§ Stated goal
Keep only the lines of the data below that contain "John", and copy them.

Dataset records:
####################
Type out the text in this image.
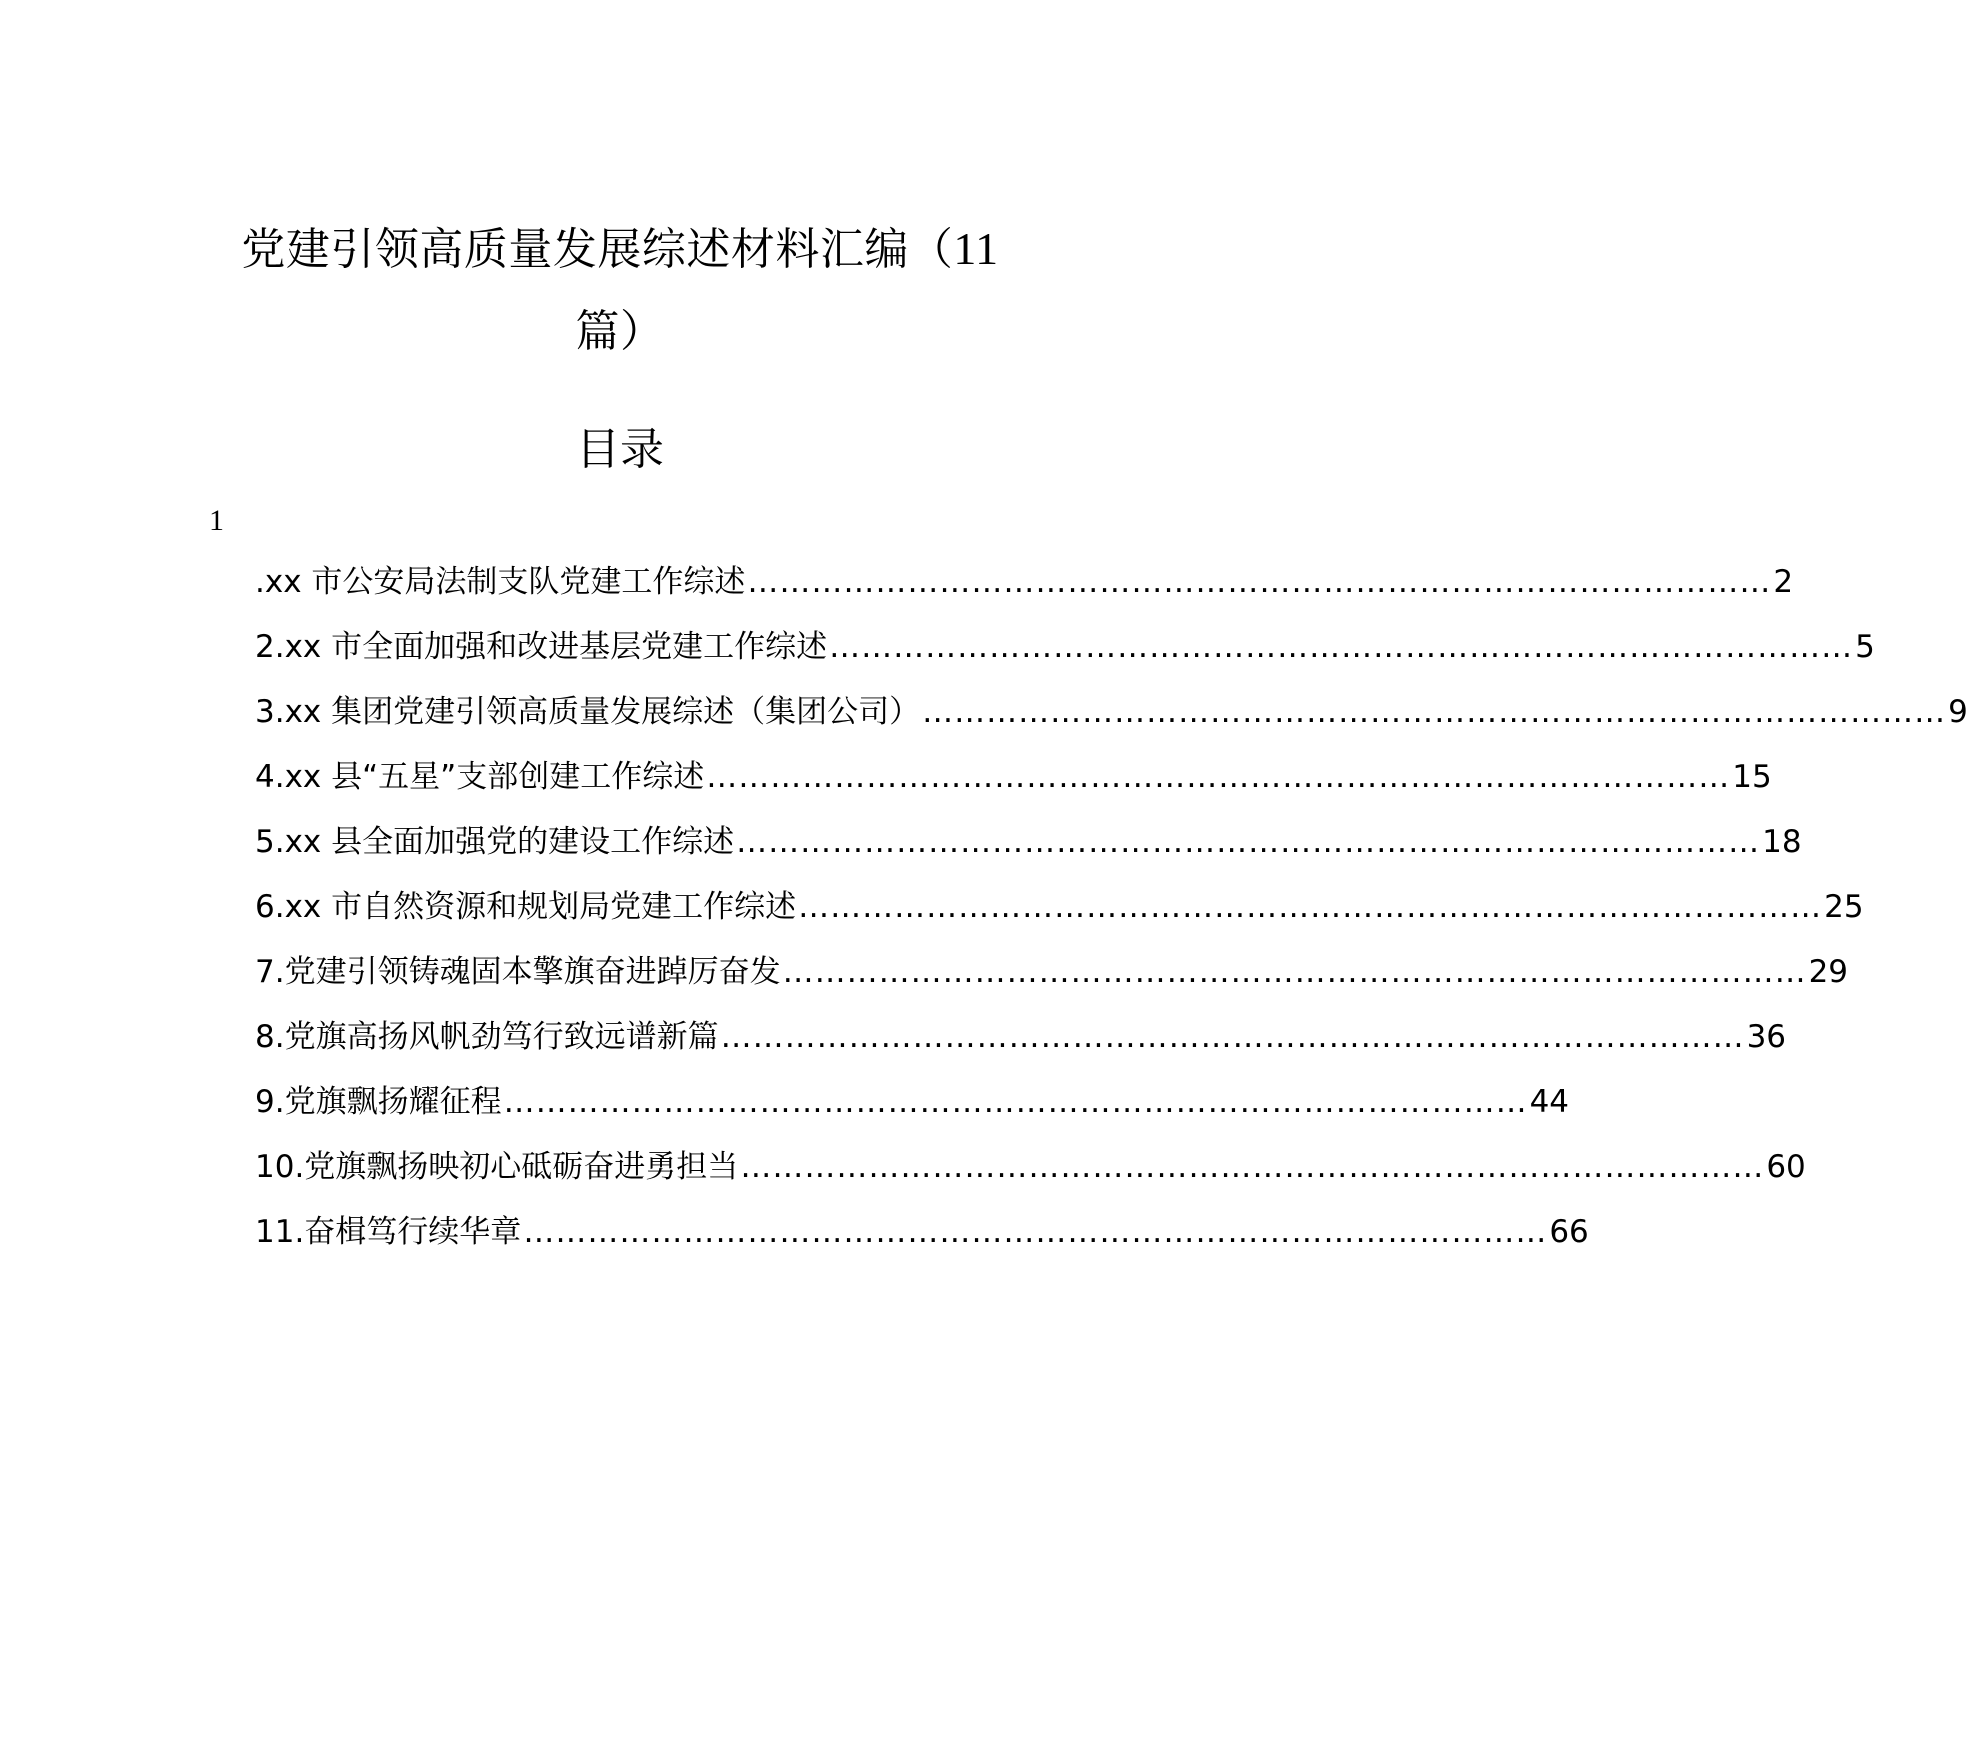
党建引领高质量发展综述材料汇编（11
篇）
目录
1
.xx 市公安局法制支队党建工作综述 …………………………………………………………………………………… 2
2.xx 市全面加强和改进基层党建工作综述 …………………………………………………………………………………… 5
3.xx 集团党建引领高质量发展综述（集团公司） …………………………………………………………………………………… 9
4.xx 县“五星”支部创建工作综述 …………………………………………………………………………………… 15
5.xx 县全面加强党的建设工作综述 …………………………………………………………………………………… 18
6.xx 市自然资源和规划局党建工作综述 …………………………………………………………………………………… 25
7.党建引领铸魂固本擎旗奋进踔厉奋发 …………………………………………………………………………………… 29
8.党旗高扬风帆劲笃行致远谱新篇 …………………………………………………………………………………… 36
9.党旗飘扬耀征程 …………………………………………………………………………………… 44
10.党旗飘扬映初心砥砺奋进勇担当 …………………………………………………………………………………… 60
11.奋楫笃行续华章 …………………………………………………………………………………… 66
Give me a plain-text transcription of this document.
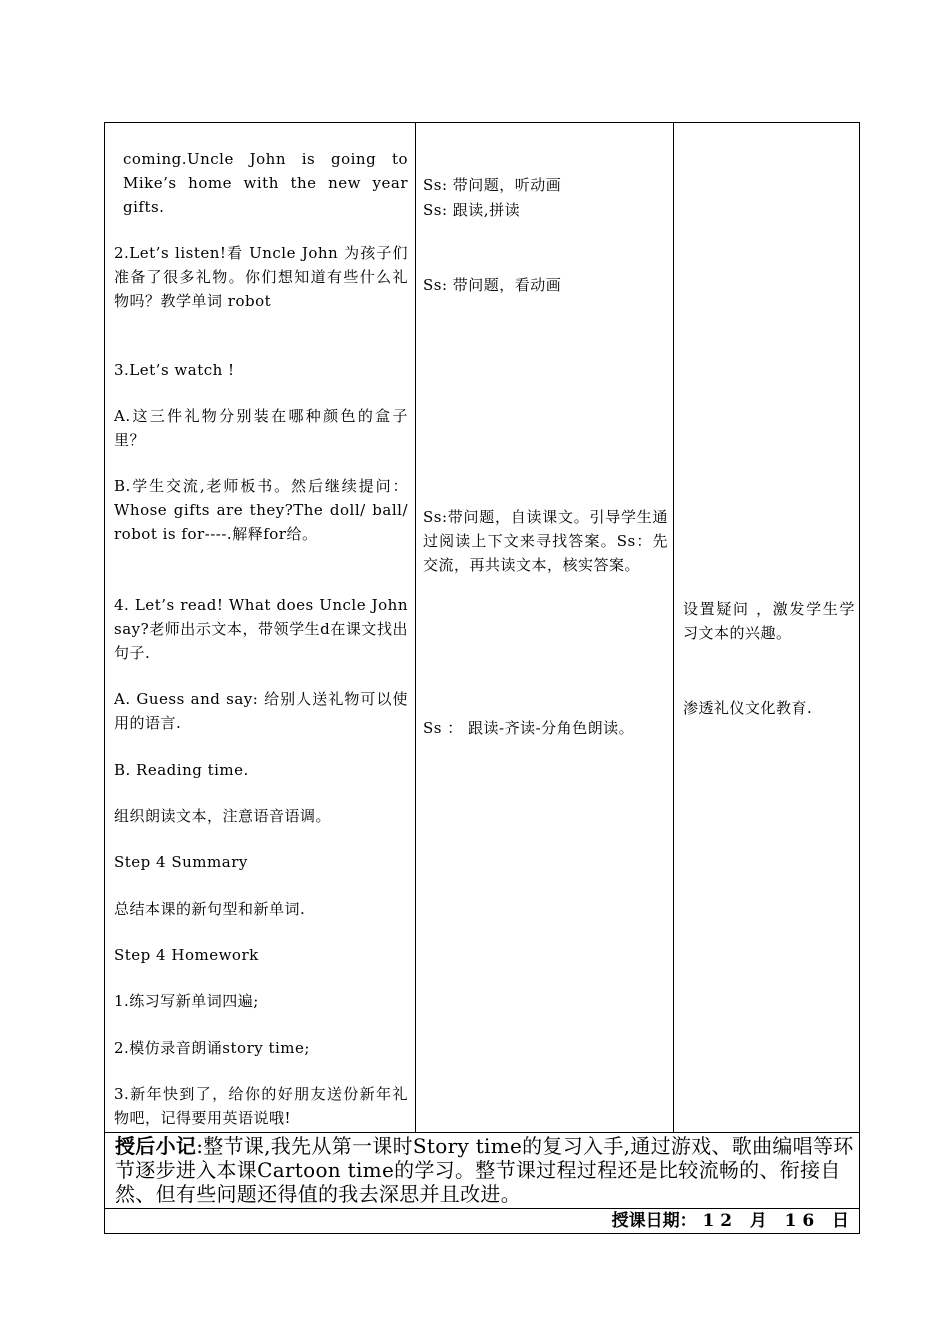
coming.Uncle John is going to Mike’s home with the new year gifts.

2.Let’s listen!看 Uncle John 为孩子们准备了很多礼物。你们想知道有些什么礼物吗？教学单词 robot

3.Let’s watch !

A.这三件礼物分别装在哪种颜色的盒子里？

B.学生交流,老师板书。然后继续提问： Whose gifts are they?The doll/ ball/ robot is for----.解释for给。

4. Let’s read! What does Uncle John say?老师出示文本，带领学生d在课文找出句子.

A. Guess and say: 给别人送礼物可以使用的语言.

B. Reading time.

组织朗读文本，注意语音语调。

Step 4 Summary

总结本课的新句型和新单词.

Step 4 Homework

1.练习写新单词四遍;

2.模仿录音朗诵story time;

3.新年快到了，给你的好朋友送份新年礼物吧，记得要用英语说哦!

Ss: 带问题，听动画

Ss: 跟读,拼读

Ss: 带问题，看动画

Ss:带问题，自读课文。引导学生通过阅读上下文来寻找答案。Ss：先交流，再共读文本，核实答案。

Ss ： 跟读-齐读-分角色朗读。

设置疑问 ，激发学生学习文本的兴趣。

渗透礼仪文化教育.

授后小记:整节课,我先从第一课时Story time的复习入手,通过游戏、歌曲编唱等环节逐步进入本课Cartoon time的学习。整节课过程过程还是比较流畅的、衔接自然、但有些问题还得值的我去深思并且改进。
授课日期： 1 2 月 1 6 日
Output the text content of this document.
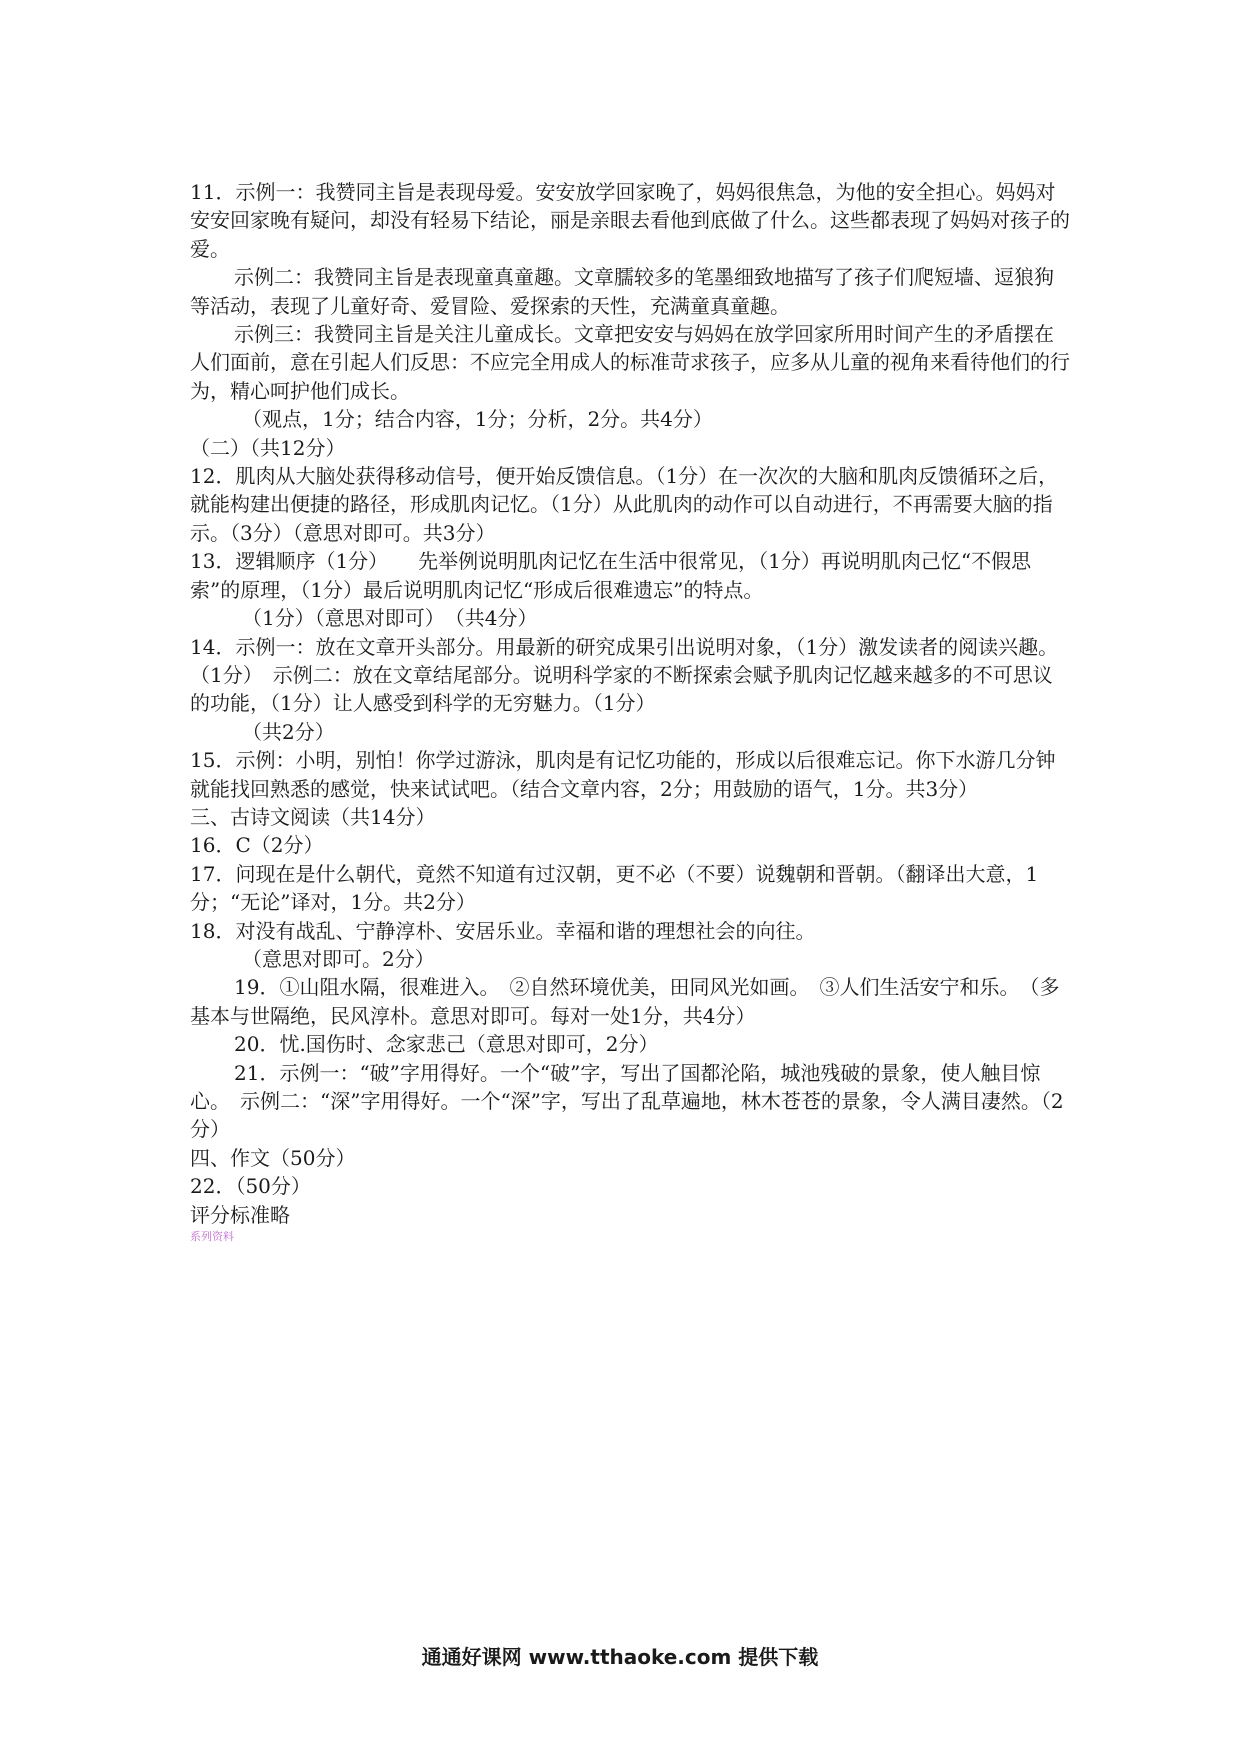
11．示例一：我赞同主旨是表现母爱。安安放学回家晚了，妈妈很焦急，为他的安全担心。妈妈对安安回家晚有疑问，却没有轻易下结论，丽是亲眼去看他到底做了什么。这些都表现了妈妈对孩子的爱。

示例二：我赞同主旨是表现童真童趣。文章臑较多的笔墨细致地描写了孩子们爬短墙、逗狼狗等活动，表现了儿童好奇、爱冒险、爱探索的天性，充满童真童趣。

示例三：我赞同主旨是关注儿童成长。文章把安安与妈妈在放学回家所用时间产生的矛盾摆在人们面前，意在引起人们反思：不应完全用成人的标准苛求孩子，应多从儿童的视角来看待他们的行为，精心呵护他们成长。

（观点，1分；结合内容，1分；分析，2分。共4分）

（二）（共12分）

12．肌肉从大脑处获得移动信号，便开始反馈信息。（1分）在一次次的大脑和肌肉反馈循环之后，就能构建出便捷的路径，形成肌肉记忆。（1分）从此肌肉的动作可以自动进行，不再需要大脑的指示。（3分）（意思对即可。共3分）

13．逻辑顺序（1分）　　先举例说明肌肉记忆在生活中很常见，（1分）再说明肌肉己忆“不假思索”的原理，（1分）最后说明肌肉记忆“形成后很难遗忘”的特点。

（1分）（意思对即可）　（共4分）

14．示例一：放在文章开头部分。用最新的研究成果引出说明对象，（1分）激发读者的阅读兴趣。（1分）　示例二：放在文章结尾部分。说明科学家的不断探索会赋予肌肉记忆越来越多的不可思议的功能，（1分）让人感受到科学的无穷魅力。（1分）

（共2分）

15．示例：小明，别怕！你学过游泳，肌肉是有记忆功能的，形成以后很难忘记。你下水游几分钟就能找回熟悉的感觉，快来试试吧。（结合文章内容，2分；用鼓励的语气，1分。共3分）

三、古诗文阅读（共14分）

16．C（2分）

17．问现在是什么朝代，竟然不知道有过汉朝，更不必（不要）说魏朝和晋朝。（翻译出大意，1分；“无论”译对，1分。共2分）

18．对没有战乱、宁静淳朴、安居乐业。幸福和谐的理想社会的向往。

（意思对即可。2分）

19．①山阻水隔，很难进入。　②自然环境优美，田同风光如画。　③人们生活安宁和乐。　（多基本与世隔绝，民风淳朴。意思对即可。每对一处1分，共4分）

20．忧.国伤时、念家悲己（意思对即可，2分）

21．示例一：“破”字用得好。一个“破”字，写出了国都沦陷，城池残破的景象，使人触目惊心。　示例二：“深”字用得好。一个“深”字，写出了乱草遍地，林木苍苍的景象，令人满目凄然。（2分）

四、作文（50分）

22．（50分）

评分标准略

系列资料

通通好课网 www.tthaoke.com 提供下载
####################
§ Output of the task
coming.Uncle John is going to Mike’s home with the new year gifts.
2.Let’s listen!看 Uncle John 为孩子们准备了很多礼物。你们想知道有些什么礼物吗？教学单词 robot
4. Let’s read! What does Uncle John say?老师出示文本，带领学生d在课文找出句子.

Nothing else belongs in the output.